WHAT YOU HAVE TO DO:
Copy out all the data, word for word.
** Begin GIVEN RECORDS **
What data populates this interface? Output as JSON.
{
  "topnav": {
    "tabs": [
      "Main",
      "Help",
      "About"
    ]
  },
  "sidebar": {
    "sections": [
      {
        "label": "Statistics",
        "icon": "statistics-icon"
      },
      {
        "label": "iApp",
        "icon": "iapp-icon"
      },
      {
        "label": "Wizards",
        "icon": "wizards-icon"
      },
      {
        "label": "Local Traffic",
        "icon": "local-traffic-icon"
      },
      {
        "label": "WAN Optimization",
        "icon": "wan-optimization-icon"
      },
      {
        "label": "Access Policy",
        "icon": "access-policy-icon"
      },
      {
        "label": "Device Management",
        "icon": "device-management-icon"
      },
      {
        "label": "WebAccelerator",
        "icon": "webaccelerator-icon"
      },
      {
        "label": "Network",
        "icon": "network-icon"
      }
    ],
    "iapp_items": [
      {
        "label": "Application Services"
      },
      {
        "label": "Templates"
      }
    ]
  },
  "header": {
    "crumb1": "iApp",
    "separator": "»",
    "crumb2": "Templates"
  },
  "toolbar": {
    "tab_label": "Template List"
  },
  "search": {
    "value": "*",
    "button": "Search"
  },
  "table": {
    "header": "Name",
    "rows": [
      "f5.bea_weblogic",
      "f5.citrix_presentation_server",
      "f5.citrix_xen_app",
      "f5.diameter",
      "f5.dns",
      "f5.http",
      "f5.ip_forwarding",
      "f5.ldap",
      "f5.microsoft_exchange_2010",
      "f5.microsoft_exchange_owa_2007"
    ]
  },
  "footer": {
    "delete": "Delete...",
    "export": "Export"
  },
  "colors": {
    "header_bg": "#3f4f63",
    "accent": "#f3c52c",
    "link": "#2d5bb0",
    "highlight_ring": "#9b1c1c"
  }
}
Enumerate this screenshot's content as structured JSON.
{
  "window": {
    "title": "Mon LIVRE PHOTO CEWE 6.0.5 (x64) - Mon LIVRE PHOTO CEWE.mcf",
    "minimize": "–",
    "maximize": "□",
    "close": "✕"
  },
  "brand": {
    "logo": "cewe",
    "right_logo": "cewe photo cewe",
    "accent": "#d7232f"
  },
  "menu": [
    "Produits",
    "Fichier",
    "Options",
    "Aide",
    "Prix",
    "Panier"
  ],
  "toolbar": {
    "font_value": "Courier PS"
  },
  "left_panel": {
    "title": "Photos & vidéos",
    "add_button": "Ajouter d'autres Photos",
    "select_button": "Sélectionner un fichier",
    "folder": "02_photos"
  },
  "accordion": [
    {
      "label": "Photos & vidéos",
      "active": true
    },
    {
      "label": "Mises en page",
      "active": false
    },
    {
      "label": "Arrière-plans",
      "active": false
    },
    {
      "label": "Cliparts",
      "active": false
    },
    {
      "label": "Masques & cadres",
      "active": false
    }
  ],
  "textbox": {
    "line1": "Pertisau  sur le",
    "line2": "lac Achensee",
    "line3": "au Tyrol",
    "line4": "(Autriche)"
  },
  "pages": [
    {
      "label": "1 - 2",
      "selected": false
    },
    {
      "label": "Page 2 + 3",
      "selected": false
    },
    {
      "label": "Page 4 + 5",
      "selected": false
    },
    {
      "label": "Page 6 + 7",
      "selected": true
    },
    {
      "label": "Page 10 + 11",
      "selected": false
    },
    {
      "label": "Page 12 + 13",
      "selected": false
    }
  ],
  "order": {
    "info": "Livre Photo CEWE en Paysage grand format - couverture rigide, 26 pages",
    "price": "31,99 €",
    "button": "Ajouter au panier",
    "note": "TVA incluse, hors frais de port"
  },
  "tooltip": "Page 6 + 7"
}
** End GIVEN RECORDS **
CORRECT OUTPUT:
What data populates this interface? Output as JSON.
{
  "topnav": {
    "tabs": [
      "Main",
      "Help",
      "About"
    ]
  },
  "sidebar": {
    "sections": [
      {
        "label": "Statistics",
        "icon": "statistics-icon"
      },
      {
        "label": "iApp",
        "icon": "iapp-icon"
      },
      {
        "label": "Wizards",
        "icon": "wizards-icon"
      },
      {
        "label": "Local Traffic",
        "icon": "local-traffic-icon"
      },
      {
        "label": "WAN Optimization",
        "icon": "wan-optimization-icon"
      },
      {
        "label": "Access Policy",
        "icon": "access-policy-icon"
      },
      {
        "label": "Device Management",
        "icon": "device-management-icon"
      },
      {
        "label": "WebAccelerator",
        "icon": "webaccelerator-icon"
      },
      {
        "label": "Network",
        "icon": "network-icon"
      }
    ],
    "iapp_items": [
      {
        "label": "Application Services"
      },
      {
        "label": "Templates"
      }
    ]
  },
  "header": {
    "crumb1": "iApp",
    "separator": "»",
    "crumb2": "Templates"
  },
  "toolbar": {
    "tab_label": "Template List"
  },
  "search": {
    "value": "*",
    "button": "Search"
  },
  "table": {
    "header": "Name",
    "rows": [
      "f5.bea_weblogic",
      "f5.citrix_presentation_server",
      "f5.citrix_xen_app",
      "f5.diameter",
      "f5.dns",
      "f5.http",
      "f5.ip_forwarding",
      "f5.ldap",
      "f5.microsoft_exchange_2010",
      "f5.microsoft_exchange_owa_2007"
    ]
  },
  "footer": {
    "delete": "Delete...",
    "export": "Export"
  },
  "colors": {
    "header_bg": "#3f4f63",
    "accent": "#f3c52c",
    "link": "#2d5bb0",
    "highlight_ring": "#9b1c1c"
  }
}
Enumerate this screenshot's content as structured JSON.
{
  "window": {
    "title": "Mon LIVRE PHOTO CEWE 6.0.5 (x64) - Mon LIVRE PHOTO CEWE.mcf",
    "minimize": "–",
    "maximize": "□",
    "close": "✕"
  },
  "brand": {
    "logo": "cewe",
    "right_logo": "cewe photo cewe",
    "accent": "#d7232f"
  },
  "menu": [
    "Produits",
    "Fichier",
    "Options",
    "Aide",
    "Prix",
    "Panier"
  ],
  "toolbar": {
    "font_value": "Courier PS"
  },
  "left_panel": {
    "title": "Photos & vidéos",
    "add_button": "Ajouter d'autres Photos",
    "select_button": "Sélectionner un fichier",
    "folder": "02_photos"
  },
  "accordion": [
    {
      "label": "Photos & vidéos",
      "active": true
    },
    {
      "label": "Mises en page",
      "active": false
    },
    {
      "label": "Arrière-plans",
      "active": false
    },
    {
      "label": "Cliparts",
      "active": false
    },
    {
      "label": "Masques & cadres",
      "active": false
    }
  ],
  "textbox": {
    "line1": "Pertisau  sur le",
    "line2": "lac Achensee",
    "line3": "au Tyrol",
    "line4": "(Autriche)"
  },
  "pages": [
    {
      "label": "1 - 2",
      "selected": false
    },
    {
      "label": "Page 2 + 3",
      "selected": false
    },
    {
      "label": "Page 4 + 5",
      "selected": false
    },
    {
      "label": "Page 6 + 7",
      "selected": true
    },
    {
      "label": "Page 10 + 11",
      "selected": false
    },
    {
      "label": "Page 12 + 13",
      "selected": false
    }
  ],
  "order": {
    "info": "Livre Photo CEWE en Paysage grand format - couverture rigide, 26 pages",
    "price": "31,99 €",
    "button": "Ajouter au panier",
    "note": "TVA incluse, hors frais de port"
  },
  "tooltip": "Page 6 + 7"
}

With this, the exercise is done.